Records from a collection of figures
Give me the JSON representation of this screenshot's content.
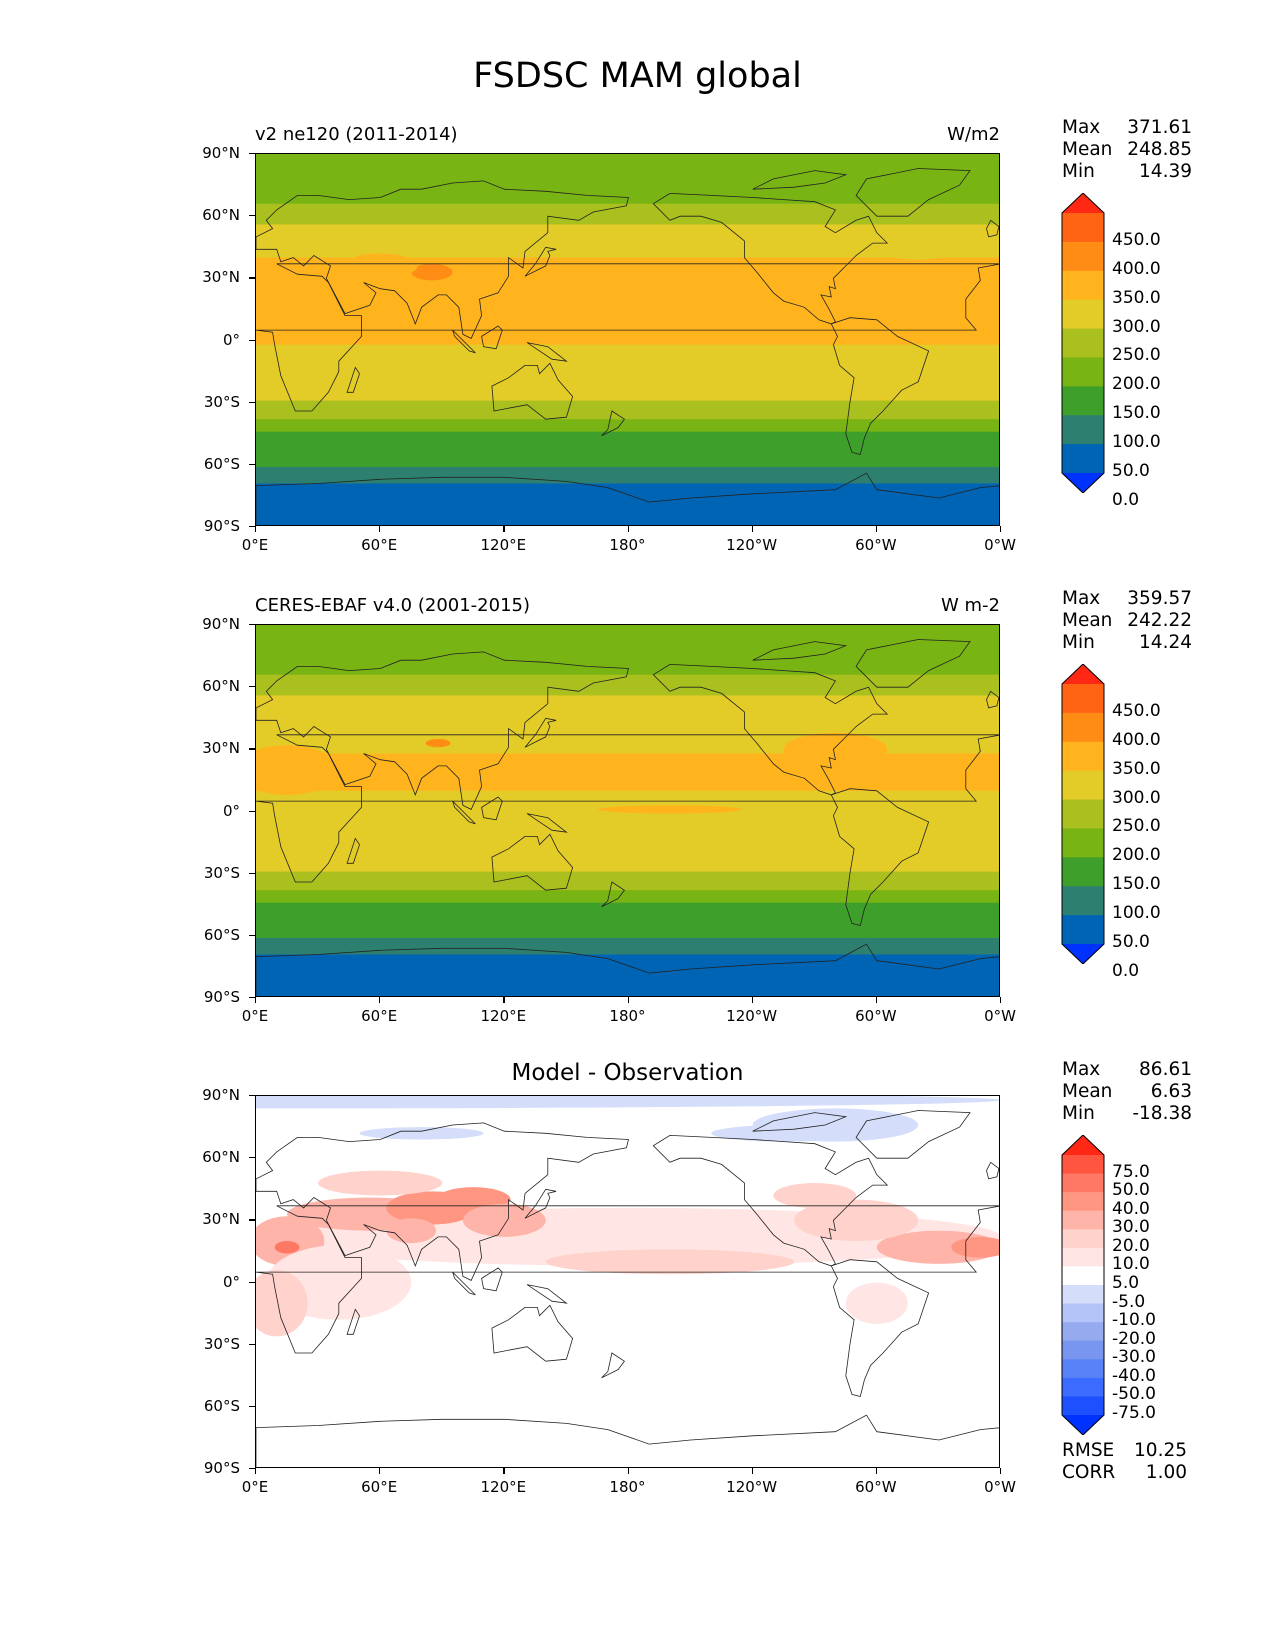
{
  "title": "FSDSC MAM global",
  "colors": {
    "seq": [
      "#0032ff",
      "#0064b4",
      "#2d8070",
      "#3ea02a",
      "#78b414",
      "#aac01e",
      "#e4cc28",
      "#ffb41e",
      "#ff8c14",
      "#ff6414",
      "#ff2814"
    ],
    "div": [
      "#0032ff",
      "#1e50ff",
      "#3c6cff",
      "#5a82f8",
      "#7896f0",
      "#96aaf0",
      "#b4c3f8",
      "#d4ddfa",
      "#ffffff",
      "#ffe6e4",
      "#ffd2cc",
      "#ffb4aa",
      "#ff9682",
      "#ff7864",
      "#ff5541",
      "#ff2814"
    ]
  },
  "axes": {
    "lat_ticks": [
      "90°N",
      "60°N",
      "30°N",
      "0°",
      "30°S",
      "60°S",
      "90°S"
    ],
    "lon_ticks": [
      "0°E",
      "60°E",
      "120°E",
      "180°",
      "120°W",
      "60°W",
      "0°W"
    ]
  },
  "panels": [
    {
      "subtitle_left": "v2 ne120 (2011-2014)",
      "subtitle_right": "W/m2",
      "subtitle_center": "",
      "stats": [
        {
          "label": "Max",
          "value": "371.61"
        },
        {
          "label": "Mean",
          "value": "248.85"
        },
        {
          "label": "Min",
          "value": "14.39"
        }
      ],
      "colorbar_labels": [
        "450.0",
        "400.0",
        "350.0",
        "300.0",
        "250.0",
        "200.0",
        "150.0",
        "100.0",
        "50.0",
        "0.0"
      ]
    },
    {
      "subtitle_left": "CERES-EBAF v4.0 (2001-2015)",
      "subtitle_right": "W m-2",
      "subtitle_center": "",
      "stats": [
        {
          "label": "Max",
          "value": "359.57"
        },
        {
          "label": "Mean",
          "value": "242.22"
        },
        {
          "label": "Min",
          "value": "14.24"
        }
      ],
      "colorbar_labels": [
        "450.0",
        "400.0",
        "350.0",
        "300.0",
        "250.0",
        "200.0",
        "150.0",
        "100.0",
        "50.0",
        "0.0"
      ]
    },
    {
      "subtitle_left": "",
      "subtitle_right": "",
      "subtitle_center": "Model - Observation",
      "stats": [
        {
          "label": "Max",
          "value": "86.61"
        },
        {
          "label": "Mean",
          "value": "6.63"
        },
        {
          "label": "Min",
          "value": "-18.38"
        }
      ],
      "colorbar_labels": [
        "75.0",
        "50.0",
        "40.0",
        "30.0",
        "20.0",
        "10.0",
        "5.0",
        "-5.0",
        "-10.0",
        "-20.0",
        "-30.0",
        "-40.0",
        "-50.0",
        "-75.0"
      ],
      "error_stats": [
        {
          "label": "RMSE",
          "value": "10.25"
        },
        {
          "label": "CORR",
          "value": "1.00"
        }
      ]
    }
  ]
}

• **Written request**
Write the records out once more, exactly as they appear, with no pictures.

• **Exercise result**
Give me the JSON representation of this screenshot's content.
{
  "title": "FSDSC MAM global",
  "colors": {
    "seq": [
      "#0032ff",
      "#0064b4",
      "#2d8070",
      "#3ea02a",
      "#78b414",
      "#aac01e",
      "#e4cc28",
      "#ffb41e",
      "#ff8c14",
      "#ff6414",
      "#ff2814"
    ],
    "div": [
      "#0032ff",
      "#1e50ff",
      "#3c6cff",
      "#5a82f8",
      "#7896f0",
      "#96aaf0",
      "#b4c3f8",
      "#d4ddfa",
      "#ffffff",
      "#ffe6e4",
      "#ffd2cc",
      "#ffb4aa",
      "#ff9682",
      "#ff7864",
      "#ff5541",
      "#ff2814"
    ]
  },
  "axes": {
    "lat_ticks": [
      "90°N",
      "60°N",
      "30°N",
      "0°",
      "30°S",
      "60°S",
      "90°S"
    ],
    "lon_ticks": [
      "0°E",
      "60°E",
      "120°E",
      "180°",
      "120°W",
      "60°W",
      "0°W"
    ]
  },
  "panels": [
    {
      "subtitle_left": "v2 ne120 (2011-2014)",
      "subtitle_right": "W/m2",
      "subtitle_center": "",
      "stats": [
        {
          "label": "Max",
          "value": "371.61"
        },
        {
          "label": "Mean",
          "value": "248.85"
        },
        {
          "label": "Min",
          "value": "14.39"
        }
      ],
      "colorbar_labels": [
        "450.0",
        "400.0",
        "350.0",
        "300.0",
        "250.0",
        "200.0",
        "150.0",
        "100.0",
        "50.0",
        "0.0"
      ]
    },
    {
      "subtitle_left": "CERES-EBAF v4.0 (2001-2015)",
      "subtitle_right": "W m-2",
      "subtitle_center": "",
      "stats": [
        {
          "label": "Max",
          "value": "359.57"
        },
        {
          "label": "Mean",
          "value": "242.22"
        },
        {
          "label": "Min",
          "value": "14.24"
        }
      ],
      "colorbar_labels": [
        "450.0",
        "400.0",
        "350.0",
        "300.0",
        "250.0",
        "200.0",
        "150.0",
        "100.0",
        "50.0",
        "0.0"
      ]
    },
    {
      "subtitle_left": "",
      "subtitle_right": "",
      "subtitle_center": "Model - Observation",
      "stats": [
        {
          "label": "Max",
          "value": "86.61"
        },
        {
          "label": "Mean",
          "value": "6.63"
        },
        {
          "label": "Min",
          "value": "-18.38"
        }
      ],
      "colorbar_labels": [
        "75.0",
        "50.0",
        "40.0",
        "30.0",
        "20.0",
        "10.0",
        "5.0",
        "-5.0",
        "-10.0",
        "-20.0",
        "-30.0",
        "-40.0",
        "-50.0",
        "-75.0"
      ],
      "error_stats": [
        {
          "label": "RMSE",
          "value": "10.25"
        },
        {
          "label": "CORR",
          "value": "1.00"
        }
      ]
    }
  ]
}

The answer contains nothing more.